## STATED GOAL
Locate the string "annotation" throughout the material and copy every line in which it occurs.

(Records about charts and figures)

┌──

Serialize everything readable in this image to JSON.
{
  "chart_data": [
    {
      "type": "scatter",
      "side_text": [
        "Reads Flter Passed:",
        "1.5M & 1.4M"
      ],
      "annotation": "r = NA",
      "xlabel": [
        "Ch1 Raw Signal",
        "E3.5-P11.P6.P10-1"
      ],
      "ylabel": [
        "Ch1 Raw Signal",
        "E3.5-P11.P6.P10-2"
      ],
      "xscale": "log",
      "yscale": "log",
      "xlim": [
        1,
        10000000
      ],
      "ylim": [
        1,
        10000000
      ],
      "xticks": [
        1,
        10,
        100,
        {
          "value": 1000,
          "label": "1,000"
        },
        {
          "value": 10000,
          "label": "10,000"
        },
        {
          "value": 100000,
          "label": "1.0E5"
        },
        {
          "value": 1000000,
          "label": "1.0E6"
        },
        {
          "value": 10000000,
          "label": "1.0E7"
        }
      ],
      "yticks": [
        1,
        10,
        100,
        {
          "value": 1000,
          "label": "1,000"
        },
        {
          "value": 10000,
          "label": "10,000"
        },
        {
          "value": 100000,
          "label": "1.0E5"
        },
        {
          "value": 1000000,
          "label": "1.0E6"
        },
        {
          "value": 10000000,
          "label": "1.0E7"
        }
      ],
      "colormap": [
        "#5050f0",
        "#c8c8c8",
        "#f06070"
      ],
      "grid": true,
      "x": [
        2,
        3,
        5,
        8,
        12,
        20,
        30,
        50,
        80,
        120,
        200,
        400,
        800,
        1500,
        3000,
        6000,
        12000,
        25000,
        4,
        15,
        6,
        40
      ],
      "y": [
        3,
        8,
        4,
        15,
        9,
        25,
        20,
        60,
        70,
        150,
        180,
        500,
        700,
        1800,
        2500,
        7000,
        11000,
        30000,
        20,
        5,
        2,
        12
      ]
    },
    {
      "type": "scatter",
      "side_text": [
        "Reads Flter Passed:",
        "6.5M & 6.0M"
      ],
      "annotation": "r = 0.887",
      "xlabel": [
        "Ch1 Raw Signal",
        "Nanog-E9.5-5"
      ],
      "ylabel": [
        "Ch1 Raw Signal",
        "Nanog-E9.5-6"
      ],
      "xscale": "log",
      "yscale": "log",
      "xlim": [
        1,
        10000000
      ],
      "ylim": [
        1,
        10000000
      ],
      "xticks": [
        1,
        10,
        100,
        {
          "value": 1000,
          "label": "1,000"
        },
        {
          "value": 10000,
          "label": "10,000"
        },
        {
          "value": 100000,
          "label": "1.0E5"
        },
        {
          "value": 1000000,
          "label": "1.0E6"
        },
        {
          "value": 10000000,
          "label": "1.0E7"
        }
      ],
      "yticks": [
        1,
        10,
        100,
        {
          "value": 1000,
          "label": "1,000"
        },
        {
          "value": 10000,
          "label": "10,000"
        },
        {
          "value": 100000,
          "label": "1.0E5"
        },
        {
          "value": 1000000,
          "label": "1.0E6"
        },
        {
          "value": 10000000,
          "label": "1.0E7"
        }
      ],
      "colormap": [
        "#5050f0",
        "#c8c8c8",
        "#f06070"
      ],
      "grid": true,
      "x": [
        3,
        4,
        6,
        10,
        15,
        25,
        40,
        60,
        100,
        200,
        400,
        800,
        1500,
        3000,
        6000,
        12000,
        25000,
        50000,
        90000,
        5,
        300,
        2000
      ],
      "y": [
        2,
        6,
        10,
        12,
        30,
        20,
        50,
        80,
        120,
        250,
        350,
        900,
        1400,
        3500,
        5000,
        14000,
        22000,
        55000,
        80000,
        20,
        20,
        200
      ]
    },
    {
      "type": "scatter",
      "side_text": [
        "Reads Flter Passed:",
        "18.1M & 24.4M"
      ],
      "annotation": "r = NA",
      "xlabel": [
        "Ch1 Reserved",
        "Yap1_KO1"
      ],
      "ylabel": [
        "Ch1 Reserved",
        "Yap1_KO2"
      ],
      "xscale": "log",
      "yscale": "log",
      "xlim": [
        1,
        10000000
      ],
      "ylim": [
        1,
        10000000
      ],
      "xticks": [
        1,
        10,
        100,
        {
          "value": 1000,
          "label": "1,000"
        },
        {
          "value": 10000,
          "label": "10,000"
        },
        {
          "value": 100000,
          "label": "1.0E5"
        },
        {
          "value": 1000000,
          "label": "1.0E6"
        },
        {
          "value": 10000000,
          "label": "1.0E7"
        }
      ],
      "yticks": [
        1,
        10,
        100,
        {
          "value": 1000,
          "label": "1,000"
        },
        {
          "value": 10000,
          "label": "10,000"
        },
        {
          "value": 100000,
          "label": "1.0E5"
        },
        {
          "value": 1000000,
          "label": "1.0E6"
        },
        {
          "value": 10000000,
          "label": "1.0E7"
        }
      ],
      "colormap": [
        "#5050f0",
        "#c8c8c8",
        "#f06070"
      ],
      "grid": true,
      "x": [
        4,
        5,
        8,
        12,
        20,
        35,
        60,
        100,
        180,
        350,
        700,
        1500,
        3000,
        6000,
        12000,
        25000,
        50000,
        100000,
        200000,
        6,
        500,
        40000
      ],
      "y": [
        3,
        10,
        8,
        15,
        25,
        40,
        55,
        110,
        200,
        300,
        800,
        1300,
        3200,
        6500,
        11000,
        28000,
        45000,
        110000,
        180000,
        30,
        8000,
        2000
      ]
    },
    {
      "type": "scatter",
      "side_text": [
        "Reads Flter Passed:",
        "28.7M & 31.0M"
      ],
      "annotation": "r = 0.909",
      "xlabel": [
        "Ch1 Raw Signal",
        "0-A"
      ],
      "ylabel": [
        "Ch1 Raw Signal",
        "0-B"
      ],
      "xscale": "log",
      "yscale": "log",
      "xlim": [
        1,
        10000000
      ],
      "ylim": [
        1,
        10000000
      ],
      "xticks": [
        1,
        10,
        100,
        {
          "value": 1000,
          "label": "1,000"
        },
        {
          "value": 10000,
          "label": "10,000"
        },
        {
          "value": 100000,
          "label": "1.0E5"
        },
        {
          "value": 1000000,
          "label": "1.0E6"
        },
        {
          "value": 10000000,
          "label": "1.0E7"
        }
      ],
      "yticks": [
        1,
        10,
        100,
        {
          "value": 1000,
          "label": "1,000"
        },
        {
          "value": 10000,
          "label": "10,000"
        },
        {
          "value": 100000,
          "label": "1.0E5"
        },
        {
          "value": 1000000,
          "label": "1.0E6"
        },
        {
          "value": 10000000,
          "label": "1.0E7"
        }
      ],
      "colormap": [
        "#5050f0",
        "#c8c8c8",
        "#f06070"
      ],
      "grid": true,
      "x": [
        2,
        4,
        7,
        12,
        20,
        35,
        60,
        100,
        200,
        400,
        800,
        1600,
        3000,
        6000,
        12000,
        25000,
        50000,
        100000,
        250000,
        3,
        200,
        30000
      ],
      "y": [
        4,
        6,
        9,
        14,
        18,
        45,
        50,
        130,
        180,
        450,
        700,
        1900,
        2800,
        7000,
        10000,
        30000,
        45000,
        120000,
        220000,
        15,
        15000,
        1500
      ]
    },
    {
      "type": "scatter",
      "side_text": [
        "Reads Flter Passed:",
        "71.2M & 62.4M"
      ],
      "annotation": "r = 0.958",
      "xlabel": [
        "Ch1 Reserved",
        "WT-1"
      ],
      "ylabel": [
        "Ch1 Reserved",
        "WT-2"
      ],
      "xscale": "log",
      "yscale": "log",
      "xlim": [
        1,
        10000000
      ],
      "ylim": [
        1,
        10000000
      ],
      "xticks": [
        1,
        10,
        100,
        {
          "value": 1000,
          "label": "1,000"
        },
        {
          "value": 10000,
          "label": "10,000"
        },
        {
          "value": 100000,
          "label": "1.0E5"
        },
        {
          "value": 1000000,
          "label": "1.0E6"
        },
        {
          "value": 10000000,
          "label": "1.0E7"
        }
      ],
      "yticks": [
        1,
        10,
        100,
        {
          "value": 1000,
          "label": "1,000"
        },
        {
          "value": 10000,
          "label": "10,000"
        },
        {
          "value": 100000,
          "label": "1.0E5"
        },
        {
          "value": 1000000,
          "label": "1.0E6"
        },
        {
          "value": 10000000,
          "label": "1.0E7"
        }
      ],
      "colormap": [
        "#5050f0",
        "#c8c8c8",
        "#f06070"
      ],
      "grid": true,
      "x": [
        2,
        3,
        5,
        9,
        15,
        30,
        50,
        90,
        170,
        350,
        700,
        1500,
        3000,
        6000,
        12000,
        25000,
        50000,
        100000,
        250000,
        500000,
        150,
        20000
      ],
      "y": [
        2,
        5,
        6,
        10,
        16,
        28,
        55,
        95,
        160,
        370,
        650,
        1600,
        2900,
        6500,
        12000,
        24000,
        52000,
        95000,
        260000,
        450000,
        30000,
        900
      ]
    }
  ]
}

└──

## EXERCISE ANSWER
      "annotation": "r = NA",
      "annotation": "r = 0.887",
      "annotation": "r = NA",
      "annotation": "r = 0.909",
      "annotation": "r = 0.958",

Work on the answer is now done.